__STORED RECORDS__

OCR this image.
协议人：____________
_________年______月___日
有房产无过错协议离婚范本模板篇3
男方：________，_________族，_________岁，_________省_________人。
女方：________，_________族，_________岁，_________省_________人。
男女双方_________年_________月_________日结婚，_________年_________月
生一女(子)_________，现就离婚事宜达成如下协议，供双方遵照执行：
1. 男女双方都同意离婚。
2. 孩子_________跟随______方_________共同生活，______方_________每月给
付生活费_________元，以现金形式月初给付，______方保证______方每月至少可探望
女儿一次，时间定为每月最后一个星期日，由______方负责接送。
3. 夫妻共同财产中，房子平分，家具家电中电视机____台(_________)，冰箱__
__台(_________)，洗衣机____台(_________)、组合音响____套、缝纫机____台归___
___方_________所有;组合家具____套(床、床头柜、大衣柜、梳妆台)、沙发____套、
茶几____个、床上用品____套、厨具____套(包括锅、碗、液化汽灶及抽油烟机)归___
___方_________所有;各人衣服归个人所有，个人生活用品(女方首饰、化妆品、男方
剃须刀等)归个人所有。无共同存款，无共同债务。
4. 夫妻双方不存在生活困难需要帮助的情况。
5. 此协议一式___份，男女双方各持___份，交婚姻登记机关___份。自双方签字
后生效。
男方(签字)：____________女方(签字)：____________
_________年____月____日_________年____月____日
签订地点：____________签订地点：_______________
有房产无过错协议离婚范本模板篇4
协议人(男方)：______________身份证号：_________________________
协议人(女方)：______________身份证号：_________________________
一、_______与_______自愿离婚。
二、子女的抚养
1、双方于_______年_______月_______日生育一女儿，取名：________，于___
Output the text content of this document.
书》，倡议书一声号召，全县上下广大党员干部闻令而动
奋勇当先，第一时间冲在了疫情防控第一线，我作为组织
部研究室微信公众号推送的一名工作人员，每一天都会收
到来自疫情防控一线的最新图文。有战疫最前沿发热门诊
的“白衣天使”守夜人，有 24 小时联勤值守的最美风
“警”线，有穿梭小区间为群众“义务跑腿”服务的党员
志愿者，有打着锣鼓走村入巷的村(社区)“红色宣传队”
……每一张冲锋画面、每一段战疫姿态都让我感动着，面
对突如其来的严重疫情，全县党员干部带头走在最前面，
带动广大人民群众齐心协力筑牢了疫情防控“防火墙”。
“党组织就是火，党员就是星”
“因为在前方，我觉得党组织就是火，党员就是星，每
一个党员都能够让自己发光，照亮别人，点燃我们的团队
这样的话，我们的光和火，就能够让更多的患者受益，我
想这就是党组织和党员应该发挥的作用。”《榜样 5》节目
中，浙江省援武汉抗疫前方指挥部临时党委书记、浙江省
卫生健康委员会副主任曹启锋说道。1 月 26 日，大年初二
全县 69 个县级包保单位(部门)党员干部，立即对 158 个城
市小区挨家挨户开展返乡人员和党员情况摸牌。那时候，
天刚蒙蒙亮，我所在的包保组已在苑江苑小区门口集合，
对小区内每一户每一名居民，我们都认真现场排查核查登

__SET PROBLEM__
Write out every line from the entries where "党员就是星" appears.

__RIGHT ANSWER__
“党组织就是火，党员就是星”
“因为在前方，我觉得党组织就是火，党员就是星，每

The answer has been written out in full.